(Stored records)

========

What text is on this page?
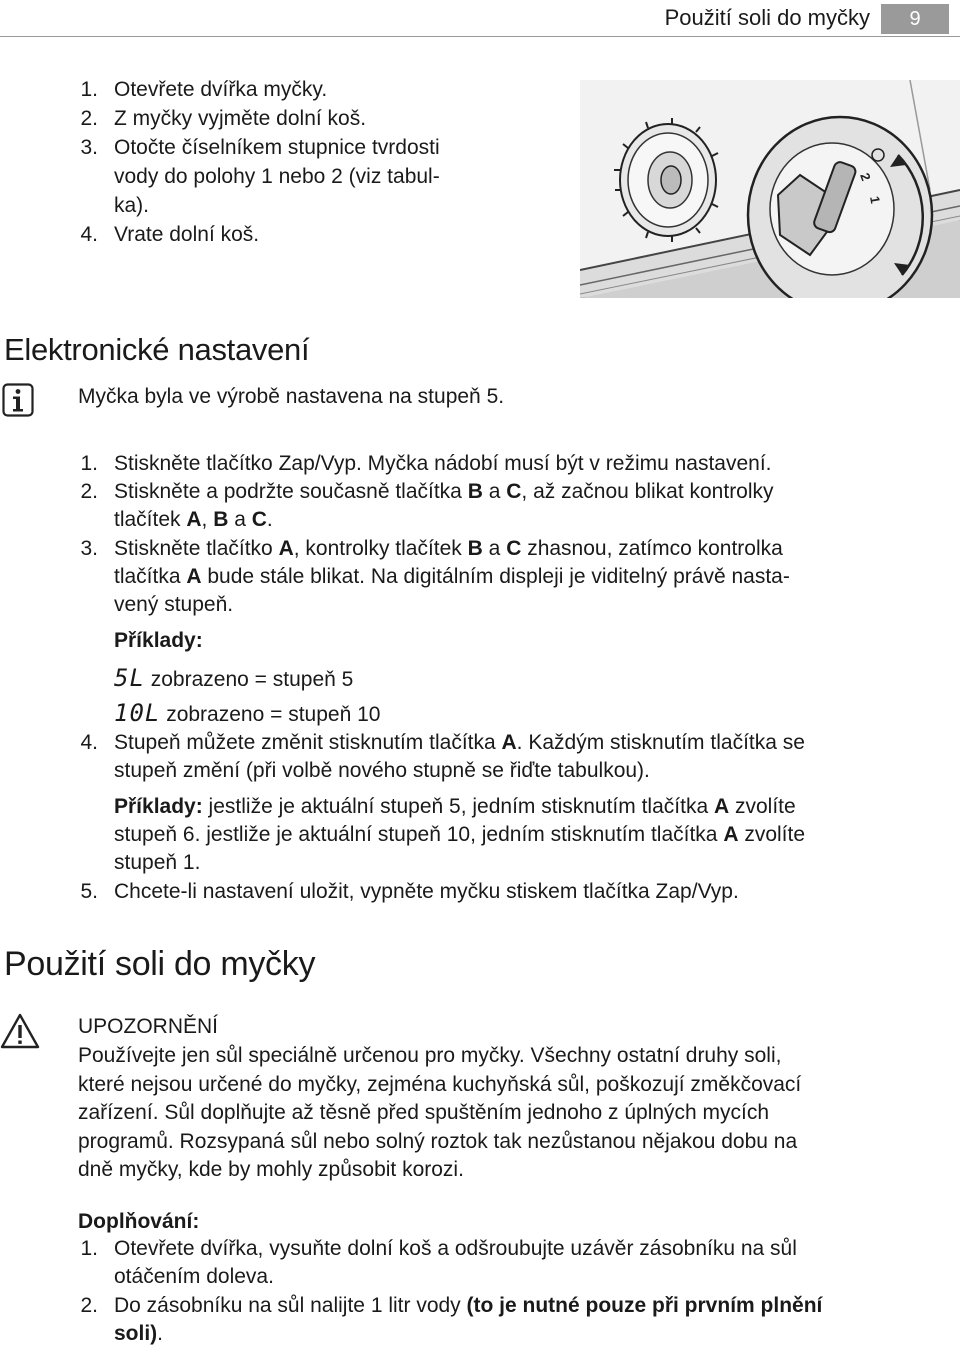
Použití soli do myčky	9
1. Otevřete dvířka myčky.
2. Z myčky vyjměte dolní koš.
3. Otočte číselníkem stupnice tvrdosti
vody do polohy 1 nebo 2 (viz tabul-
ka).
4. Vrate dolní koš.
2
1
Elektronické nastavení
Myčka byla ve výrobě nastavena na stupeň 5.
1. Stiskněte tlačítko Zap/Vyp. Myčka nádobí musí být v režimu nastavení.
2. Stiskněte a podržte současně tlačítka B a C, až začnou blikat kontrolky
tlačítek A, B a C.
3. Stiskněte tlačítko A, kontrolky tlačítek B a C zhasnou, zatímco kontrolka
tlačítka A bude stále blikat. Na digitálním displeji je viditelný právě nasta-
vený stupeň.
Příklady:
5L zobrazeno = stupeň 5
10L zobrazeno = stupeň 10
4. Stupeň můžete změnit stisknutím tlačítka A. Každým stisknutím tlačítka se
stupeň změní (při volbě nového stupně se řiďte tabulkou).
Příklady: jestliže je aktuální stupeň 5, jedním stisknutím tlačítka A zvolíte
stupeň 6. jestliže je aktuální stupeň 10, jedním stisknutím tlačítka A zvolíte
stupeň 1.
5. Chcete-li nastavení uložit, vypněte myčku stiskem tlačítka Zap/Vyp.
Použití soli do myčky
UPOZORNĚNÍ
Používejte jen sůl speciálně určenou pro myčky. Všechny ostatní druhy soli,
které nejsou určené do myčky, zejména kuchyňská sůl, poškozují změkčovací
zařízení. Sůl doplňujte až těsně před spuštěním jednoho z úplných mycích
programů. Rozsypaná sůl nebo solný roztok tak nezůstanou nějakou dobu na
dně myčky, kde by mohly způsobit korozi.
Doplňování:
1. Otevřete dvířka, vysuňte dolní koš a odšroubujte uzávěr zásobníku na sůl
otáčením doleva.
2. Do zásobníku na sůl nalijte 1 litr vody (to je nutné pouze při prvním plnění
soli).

========

> Exercise directions
Display every line of the listing that contains the string "zvolíte".

> Reply to the exercise
Příklady: jestliže je aktuální stupeň 5, jedním stisknutím tlačítka A zvolíte
stupeň 6. jestliže je aktuální stupeň 10, jedním stisknutím tlačítka A zvolíte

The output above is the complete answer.